──────── MATERIAL FOR THIS TASK ────────

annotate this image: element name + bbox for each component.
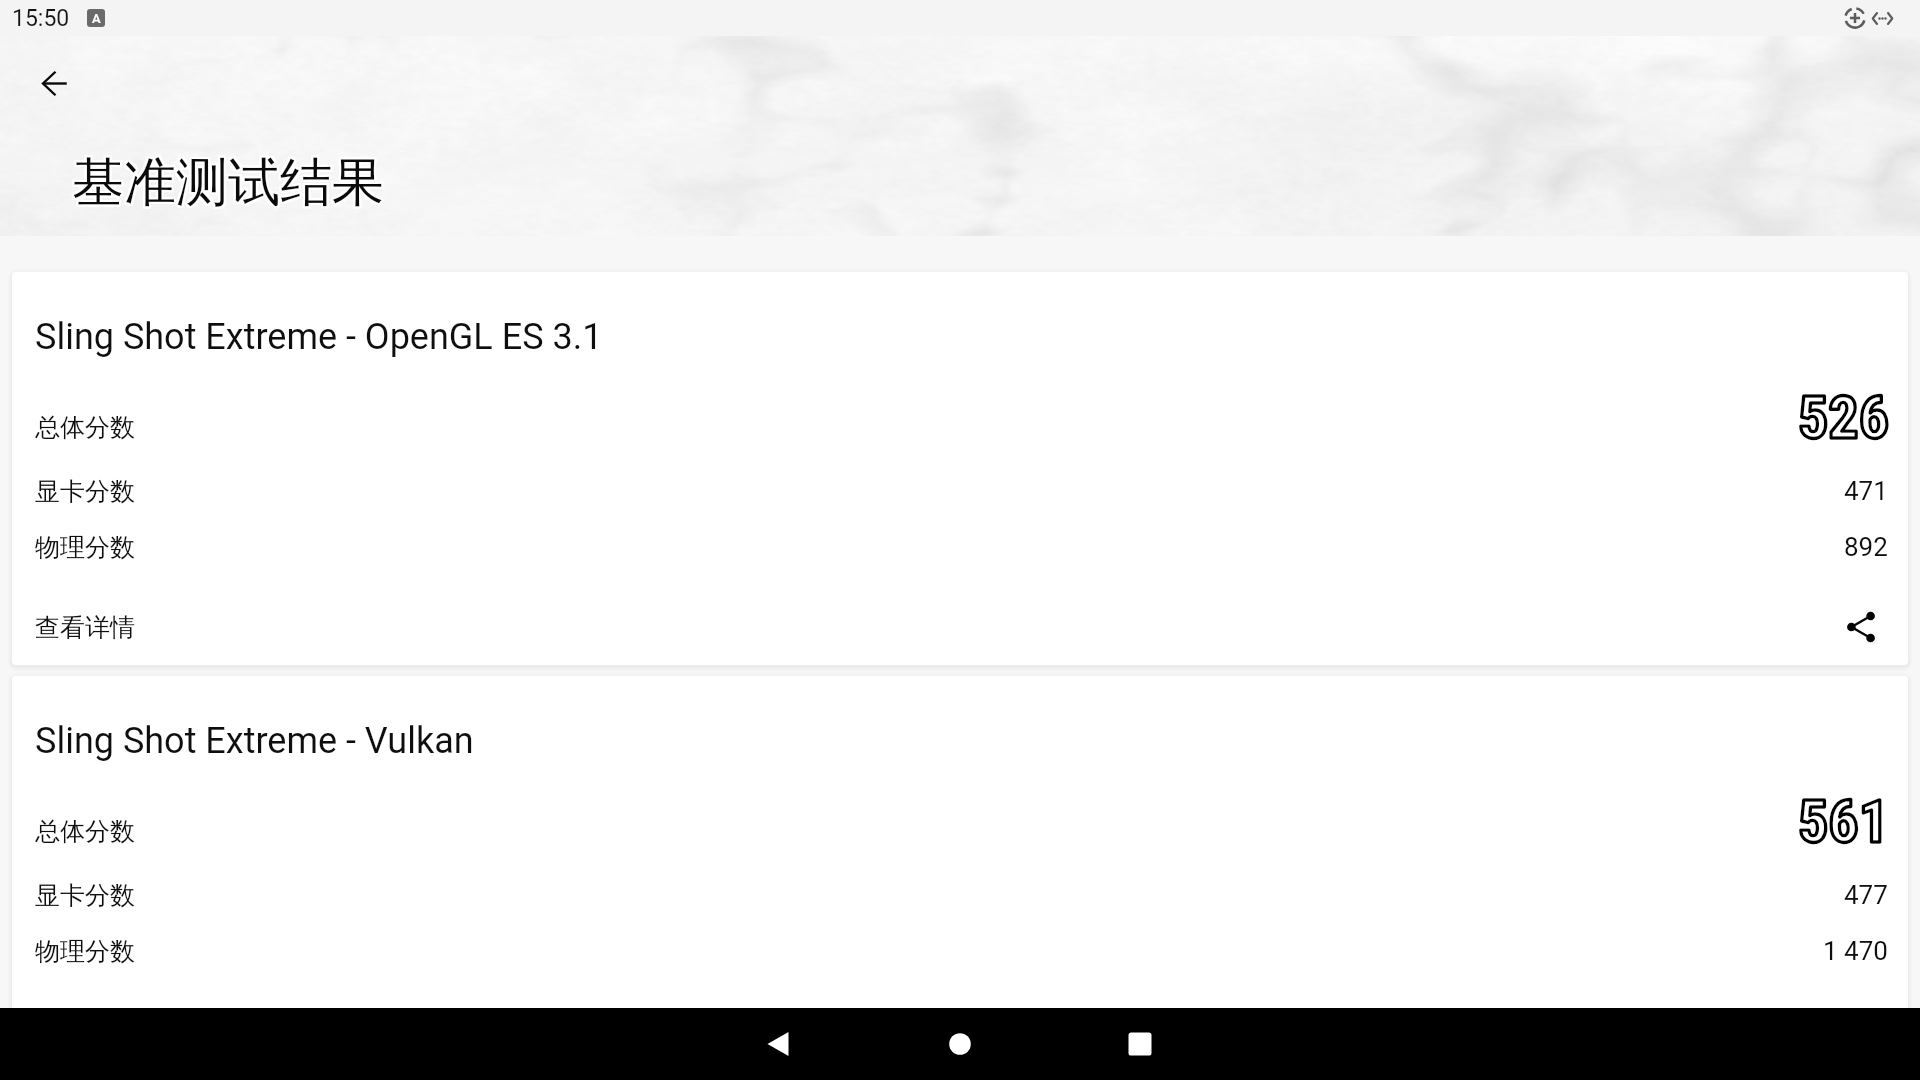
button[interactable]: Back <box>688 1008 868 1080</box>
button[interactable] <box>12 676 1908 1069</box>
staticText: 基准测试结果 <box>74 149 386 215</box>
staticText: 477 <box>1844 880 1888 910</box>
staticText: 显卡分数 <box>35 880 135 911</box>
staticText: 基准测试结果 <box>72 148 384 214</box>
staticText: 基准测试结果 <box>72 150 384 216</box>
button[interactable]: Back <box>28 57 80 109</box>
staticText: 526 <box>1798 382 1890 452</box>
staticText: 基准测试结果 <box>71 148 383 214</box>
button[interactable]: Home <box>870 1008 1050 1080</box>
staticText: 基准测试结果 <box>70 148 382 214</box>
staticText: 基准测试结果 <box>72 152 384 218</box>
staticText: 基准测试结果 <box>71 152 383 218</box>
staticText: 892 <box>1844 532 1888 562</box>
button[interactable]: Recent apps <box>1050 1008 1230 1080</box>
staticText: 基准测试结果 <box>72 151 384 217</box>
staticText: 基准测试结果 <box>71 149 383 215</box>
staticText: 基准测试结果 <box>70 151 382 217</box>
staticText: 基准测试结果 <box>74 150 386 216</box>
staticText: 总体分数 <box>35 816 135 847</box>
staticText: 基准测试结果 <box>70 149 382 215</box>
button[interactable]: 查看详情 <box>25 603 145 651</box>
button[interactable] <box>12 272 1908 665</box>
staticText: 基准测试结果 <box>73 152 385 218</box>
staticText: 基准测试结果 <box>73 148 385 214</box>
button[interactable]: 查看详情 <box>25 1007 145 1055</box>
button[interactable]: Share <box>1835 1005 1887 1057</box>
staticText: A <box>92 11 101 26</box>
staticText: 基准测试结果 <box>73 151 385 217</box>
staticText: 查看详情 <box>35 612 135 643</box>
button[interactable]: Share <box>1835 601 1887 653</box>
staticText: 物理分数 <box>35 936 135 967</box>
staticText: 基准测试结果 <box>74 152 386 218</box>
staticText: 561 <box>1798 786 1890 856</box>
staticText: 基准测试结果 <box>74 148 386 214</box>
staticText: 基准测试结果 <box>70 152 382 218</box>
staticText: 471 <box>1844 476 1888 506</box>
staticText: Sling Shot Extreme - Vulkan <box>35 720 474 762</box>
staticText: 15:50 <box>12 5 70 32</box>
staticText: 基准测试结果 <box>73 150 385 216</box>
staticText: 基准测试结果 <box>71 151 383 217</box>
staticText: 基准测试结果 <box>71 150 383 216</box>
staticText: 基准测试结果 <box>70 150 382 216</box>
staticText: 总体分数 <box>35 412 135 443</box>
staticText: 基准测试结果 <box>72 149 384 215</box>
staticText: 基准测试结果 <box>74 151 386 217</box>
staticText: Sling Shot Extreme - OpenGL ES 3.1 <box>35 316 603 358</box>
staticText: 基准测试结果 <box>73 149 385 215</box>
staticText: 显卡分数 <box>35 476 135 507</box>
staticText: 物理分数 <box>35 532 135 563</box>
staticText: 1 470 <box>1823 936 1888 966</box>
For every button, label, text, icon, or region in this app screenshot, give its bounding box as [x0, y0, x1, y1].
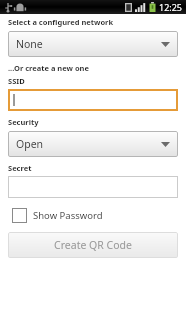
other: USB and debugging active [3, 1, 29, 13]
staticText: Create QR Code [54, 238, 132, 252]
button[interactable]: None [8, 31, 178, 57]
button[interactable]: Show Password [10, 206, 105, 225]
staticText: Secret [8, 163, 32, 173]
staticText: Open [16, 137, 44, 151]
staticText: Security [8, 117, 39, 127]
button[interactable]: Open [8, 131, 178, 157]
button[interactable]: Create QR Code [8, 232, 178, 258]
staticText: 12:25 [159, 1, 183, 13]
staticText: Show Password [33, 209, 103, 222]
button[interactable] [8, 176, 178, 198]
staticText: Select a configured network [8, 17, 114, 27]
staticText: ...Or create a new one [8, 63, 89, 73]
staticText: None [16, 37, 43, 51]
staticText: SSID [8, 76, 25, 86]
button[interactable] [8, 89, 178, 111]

────────

Rewrite all of the rows above, changing every "Show Password" to "Reveal Password" and keeping everything else the same. Omit the pictures.

» **OUTPUT**:
annotate this image: element name + bbox for each component.
button[interactable]: Back <box>688 1008 868 1080</box>
button[interactable] <box>12 676 1908 1069</box>
staticText: 基准测试结果 <box>74 149 386 215</box>
staticText: 477 <box>1844 880 1888 910</box>
staticText: 显卡分数 <box>35 880 135 911</box>
staticText: 基准测试结果 <box>72 148 384 214</box>
staticText: 基准测试结果 <box>72 150 384 216</box>
button[interactable]: Back <box>28 57 80 109</box>
staticText: 526 <box>1798 382 1890 452</box>
staticText: 基准测试结果 <box>71 148 383 214</box>
button[interactable]: Home <box>870 1008 1050 1080</box>
staticText: 基准测试结果 <box>70 148 382 214</box>
staticText: 基准测试结果 <box>72 152 384 218</box>
staticText: 基准测试结果 <box>71 152 383 218</box>
staticText: 892 <box>1844 532 1888 562</box>
button[interactable]: Recent apps <box>1050 1008 1230 1080</box>
staticText: 基准测试结果 <box>72 151 384 217</box>
staticText: 基准测试结果 <box>71 149 383 215</box>
staticText: 基准测试结果 <box>70 151 382 217</box>
staticText: 基准测试结果 <box>74 150 386 216</box>
staticText: 总体分数 <box>35 816 135 847</box>
staticText: 基准测试结果 <box>70 149 382 215</box>
button[interactable]: 查看详情 <box>25 603 145 651</box>
button[interactable] <box>12 272 1908 665</box>
staticText: 基准测试结果 <box>73 152 385 218</box>
staticText: 基准测试结果 <box>73 148 385 214</box>
button[interactable]: 查看详情 <box>25 1007 145 1055</box>
button[interactable]: Share <box>1835 1005 1887 1057</box>
staticText: A <box>92 11 101 26</box>
staticText: 基准测试结果 <box>73 151 385 217</box>
staticText: 查看详情 <box>35 612 135 643</box>
button[interactable]: Share <box>1835 601 1887 653</box>
staticText: 物理分数 <box>35 936 135 967</box>
staticText: 基准测试结果 <box>74 152 386 218</box>
staticText: 561 <box>1798 786 1890 856</box>
staticText: 基准测试结果 <box>74 148 386 214</box>
staticText: 基准测试结果 <box>70 152 382 218</box>
staticText: 471 <box>1844 476 1888 506</box>
staticText: Sling Shot Extreme - Vulkan <box>35 720 474 762</box>
staticText: 15:50 <box>12 5 70 32</box>
staticText: 基准测试结果 <box>73 150 385 216</box>
staticText: 基准测试结果 <box>71 151 383 217</box>
staticText: 基准测试结果 <box>71 150 383 216</box>
staticText: 基准测试结果 <box>70 150 382 216</box>
staticText: 总体分数 <box>35 412 135 443</box>
staticText: 基准测试结果 <box>72 149 384 215</box>
staticText: 基准测试结果 <box>74 151 386 217</box>
staticText: Sling Shot Extreme - OpenGL ES 3.1 <box>35 316 603 358</box>
staticText: 基准测试结果 <box>73 149 385 215</box>
staticText: 显卡分数 <box>35 476 135 507</box>
staticText: 物理分数 <box>35 532 135 563</box>
staticText: 1 470 <box>1823 936 1888 966</box>
For every button, label, text, icon, or region in this app screenshot, give its bounding box as [x0, y0, x1, y1].
other: USB and debugging active [3, 1, 29, 13]
staticText: Create QR Code [54, 238, 132, 252]
button[interactable]: None [8, 31, 178, 57]
button[interactable]: Reveal Password [10, 206, 105, 225]
staticText: Secret [8, 163, 32, 173]
staticText: Open [16, 137, 44, 151]
staticText: Security [8, 117, 39, 127]
button[interactable]: Open [8, 131, 178, 157]
button[interactable]: Create QR Code [8, 232, 178, 258]
staticText: 12:25 [159, 1, 183, 13]
staticText: Reveal Password [33, 209, 103, 222]
button[interactable] [8, 176, 178, 198]
staticText: Select a configured network [8, 17, 114, 27]
staticText: ...Or create a new one [8, 63, 89, 73]
staticText: None [16, 37, 43, 51]
staticText: SSID [8, 76, 25, 86]
button[interactable] [8, 89, 178, 111]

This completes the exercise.